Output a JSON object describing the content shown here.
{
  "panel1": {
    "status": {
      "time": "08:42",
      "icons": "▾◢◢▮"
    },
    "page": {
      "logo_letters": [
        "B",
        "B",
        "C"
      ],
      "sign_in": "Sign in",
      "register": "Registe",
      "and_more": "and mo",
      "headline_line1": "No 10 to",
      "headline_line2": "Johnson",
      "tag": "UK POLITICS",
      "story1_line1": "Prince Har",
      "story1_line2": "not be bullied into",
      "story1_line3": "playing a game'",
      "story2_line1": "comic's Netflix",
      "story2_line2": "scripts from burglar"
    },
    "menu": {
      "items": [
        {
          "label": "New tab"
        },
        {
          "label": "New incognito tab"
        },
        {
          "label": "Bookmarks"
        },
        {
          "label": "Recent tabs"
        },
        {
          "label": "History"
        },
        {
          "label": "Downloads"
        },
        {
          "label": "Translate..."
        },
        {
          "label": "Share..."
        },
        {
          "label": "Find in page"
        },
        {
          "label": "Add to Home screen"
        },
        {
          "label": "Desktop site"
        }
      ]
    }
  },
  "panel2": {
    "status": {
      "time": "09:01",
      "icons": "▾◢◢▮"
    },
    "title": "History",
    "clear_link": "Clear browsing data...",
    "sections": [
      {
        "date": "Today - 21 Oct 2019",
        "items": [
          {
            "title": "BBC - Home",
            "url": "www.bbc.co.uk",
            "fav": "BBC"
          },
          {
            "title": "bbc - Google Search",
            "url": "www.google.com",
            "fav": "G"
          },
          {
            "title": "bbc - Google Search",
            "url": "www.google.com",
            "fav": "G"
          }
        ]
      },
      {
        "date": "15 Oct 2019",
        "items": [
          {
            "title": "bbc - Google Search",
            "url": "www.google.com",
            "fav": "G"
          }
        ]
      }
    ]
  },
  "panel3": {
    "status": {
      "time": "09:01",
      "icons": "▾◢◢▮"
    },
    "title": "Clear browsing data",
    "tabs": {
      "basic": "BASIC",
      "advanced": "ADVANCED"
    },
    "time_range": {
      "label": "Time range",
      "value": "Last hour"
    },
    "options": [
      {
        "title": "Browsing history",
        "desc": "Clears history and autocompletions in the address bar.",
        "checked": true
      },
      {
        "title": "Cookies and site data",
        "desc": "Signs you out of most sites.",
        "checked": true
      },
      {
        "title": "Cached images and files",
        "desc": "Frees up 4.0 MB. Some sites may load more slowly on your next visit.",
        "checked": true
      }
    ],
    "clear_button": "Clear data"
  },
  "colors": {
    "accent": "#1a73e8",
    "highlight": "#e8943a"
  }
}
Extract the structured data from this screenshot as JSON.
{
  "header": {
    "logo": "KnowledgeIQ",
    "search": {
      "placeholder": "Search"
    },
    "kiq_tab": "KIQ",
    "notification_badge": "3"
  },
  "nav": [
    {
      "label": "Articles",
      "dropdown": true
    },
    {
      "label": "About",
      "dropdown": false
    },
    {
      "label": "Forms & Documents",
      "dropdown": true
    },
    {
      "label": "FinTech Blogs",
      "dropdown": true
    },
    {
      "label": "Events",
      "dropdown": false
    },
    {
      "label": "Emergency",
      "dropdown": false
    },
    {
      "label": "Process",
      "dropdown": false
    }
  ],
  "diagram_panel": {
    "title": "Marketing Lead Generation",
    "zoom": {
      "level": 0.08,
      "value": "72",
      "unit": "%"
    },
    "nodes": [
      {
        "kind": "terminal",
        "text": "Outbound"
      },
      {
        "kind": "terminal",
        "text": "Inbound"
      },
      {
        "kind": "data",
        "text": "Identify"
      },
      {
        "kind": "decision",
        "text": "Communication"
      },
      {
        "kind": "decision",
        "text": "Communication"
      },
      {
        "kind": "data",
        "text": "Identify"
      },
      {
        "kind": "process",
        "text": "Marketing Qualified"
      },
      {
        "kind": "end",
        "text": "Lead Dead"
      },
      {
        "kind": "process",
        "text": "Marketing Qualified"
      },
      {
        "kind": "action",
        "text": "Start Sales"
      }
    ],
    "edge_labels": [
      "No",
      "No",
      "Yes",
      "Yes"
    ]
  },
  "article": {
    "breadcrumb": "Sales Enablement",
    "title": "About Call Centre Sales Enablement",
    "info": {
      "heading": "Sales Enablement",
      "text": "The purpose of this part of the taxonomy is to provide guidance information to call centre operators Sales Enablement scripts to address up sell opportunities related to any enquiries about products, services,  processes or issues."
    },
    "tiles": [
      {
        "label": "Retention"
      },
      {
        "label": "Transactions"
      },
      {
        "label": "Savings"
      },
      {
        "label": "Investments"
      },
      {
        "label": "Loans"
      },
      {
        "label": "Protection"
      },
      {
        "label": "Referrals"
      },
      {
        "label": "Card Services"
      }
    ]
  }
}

════════════════

Problem to solve = Copy out all of the records shown above exactly.

Result of this exercise =
Output a JSON object describing the content shown here.
{
  "panel1": {
    "status": {
      "time": "08:42",
      "icons": "▾◢◢▮"
    },
    "page": {
      "logo_letters": [
        "B",
        "B",
        "C"
      ],
      "sign_in": "Sign in",
      "register": "Registe",
      "and_more": "and mo",
      "headline_line1": "No 10 to",
      "headline_line2": "Johnson",
      "tag": "UK POLITICS",
      "story1_line1": "Prince Har",
      "story1_line2": "not be bullied into",
      "story1_line3": "playing a game'",
      "story2_line1": "comic's Netflix",
      "story2_line2": "scripts from burglar"
    },
    "menu": {
      "items": [
        {
          "label": "New tab"
        },
        {
          "label": "New incognito tab"
        },
        {
          "label": "Bookmarks"
        },
        {
          "label": "Recent tabs"
        },
        {
          "label": "History"
        },
        {
          "label": "Downloads"
        },
        {
          "label": "Translate..."
        },
        {
          "label": "Share..."
        },
        {
          "label": "Find in page"
        },
        {
          "label": "Add to Home screen"
        },
        {
          "label": "Desktop site"
        }
      ]
    }
  },
  "panel2": {
    "status": {
      "time": "09:01",
      "icons": "▾◢◢▮"
    },
    "title": "History",
    "clear_link": "Clear browsing data...",
    "sections": [
      {
        "date": "Today - 21 Oct 2019",
        "items": [
          {
            "title": "BBC - Home",
            "url": "www.bbc.co.uk",
            "fav": "BBC"
          },
          {
            "title": "bbc - Google Search",
            "url": "www.google.com",
            "fav": "G"
          },
          {
            "title": "bbc - Google Search",
            "url": "www.google.com",
            "fav": "G"
          }
        ]
      },
      {
        "date": "15 Oct 2019",
        "items": [
          {
            "title": "bbc - Google Search",
            "url": "www.google.com",
            "fav": "G"
          }
        ]
      }
    ]
  },
  "panel3": {
    "status": {
      "time": "09:01",
      "icons": "▾◢◢▮"
    },
    "title": "Clear browsing data",
    "tabs": {
      "basic": "BASIC",
      "advanced": "ADVANCED"
    },
    "time_range": {
      "label": "Time range",
      "value": "Last hour"
    },
    "options": [
      {
        "title": "Browsing history",
        "desc": "Clears history and autocompletions in the address bar.",
        "checked": true
      },
      {
        "title": "Cookies and site data",
        "desc": "Signs you out of most sites.",
        "checked": true
      },
      {
        "title": "Cached images and files",
        "desc": "Frees up 4.0 MB. Some sites may load more slowly on your next visit.",
        "checked": true
      }
    ],
    "clear_button": "Clear data"
  },
  "colors": {
    "accent": "#1a73e8",
    "highlight": "#e8943a"
  }
}
Extract the structured data from this screenshot as JSON.
{
  "header": {
    "logo": "KnowledgeIQ",
    "search": {
      "placeholder": "Search"
    },
    "kiq_tab": "KIQ",
    "notification_badge": "3"
  },
  "nav": [
    {
      "label": "Articles",
      "dropdown": true
    },
    {
      "label": "About",
      "dropdown": false
    },
    {
      "label": "Forms & Documents",
      "dropdown": true
    },
    {
      "label": "FinTech Blogs",
      "dropdown": true
    },
    {
      "label": "Events",
      "dropdown": false
    },
    {
      "label": "Emergency",
      "dropdown": false
    },
    {
      "label": "Process",
      "dropdown": false
    }
  ],
  "diagram_panel": {
    "title": "Marketing Lead Generation",
    "zoom": {
      "level": 0.08,
      "value": "72",
      "unit": "%"
    },
    "nodes": [
      {
        "kind": "terminal",
        "text": "Outbound"
      },
      {
        "kind": "terminal",
        "text": "Inbound"
      },
      {
        "kind": "data",
        "text": "Identify"
      },
      {
        "kind": "decision",
        "text": "Communication"
      },
      {
        "kind": "decision",
        "text": "Communication"
      },
      {
        "kind": "data",
        "text": "Identify"
      },
      {
        "kind": "process",
        "text": "Marketing Qualified"
      },
      {
        "kind": "end",
        "text": "Lead Dead"
      },
      {
        "kind": "process",
        "text": "Marketing Qualified"
      },
      {
        "kind": "action",
        "text": "Start Sales"
      }
    ],
    "edge_labels": [
      "No",
      "No",
      "Yes",
      "Yes"
    ]
  },
  "article": {
    "breadcrumb": "Sales Enablement",
    "title": "About Call Centre Sales Enablement",
    "info": {
      "heading": "Sales Enablement",
      "text": "The purpose of this part of the taxonomy is to provide guidance information to call centre operators Sales Enablement scripts to address up sell opportunities related to any enquiries about products, services,  processes or issues."
    },
    "tiles": [
      {
        "label": "Retention"
      },
      {
        "label": "Transactions"
      },
      {
        "label": "Savings"
      },
      {
        "label": "Investments"
      },
      {
        "label": "Loans"
      },
      {
        "label": "Protection"
      },
      {
        "label": "Referrals"
      },
      {
        "label": "Card Services"
      }
    ]
  }
}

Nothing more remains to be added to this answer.